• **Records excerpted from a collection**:

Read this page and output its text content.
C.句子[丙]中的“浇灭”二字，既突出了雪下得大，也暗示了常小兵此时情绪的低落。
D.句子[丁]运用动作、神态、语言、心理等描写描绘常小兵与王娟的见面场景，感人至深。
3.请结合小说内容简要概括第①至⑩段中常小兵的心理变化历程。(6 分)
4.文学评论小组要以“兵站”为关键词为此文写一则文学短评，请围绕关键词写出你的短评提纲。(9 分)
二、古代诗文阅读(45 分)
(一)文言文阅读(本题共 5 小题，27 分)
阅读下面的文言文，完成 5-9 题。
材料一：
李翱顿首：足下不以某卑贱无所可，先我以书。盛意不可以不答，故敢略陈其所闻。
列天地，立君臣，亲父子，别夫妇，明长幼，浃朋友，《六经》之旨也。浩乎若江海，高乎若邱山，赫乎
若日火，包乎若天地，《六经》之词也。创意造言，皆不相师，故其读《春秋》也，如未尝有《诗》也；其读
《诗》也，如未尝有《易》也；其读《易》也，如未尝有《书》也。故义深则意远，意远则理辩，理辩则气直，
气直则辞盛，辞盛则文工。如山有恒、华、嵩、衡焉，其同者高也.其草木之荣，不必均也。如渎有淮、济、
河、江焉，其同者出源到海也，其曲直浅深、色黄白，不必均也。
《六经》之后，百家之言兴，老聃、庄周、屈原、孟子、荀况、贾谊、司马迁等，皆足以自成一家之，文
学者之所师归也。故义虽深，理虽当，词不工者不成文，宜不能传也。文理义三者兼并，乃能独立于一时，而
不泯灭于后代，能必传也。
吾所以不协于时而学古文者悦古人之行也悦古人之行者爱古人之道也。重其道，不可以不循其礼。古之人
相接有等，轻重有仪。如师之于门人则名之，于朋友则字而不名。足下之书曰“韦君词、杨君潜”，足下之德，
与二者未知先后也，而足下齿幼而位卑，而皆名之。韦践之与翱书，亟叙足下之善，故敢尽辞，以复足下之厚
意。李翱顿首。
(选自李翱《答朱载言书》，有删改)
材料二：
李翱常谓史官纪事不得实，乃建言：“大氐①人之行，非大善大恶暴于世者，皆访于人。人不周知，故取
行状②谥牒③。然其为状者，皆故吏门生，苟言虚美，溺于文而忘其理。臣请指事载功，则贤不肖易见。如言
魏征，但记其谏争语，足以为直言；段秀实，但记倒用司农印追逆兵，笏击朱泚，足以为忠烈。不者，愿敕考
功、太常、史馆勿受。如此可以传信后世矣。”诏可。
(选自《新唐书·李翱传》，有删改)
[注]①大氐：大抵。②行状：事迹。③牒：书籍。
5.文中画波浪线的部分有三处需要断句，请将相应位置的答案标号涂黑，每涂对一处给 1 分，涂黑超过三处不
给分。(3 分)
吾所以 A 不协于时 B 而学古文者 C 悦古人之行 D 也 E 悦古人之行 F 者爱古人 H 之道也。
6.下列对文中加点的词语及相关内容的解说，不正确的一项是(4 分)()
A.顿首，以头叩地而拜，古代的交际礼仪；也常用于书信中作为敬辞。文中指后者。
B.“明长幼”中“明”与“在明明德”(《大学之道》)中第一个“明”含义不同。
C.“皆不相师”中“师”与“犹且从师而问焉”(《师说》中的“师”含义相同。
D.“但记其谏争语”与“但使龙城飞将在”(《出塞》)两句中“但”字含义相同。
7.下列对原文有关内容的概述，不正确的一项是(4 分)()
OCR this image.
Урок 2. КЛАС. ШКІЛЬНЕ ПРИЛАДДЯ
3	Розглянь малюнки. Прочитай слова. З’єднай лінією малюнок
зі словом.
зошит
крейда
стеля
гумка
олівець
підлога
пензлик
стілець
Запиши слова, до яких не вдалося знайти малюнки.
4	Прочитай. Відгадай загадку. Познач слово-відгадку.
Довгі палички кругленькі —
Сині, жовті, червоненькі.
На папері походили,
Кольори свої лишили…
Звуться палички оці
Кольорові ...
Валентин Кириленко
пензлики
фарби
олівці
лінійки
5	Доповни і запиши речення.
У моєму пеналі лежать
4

• **Exercise description**:
Your output consists solely of the lines from the one with "OCR this image." through the last line, copied exactly.

• **Answer to this task**:
OCR this image.
Урок 2. КЛАС. ШКІЛЬНЕ ПРИЛАДДЯ
3	Розглянь малюнки. Прочитай слова. З’єднай лінією малюнок
зі словом.
зошит
крейда
стеля
гумка
олівець
підлога
пензлик
стілець
Запиши слова, до яких не вдалося знайти малюнки.
4	Прочитай. Відгадай загадку. Познач слово-відгадку.
Довгі палички кругленькі —
Сині, жовті, червоненькі.
На папері походили,
Кольори свої лишили…
Звуться палички оці
Кольорові ...
Валентин Кириленко
пензлики
фарби
олівці
лінійки
5	Доповни і запиши речення.
У моєму пеналі лежать
4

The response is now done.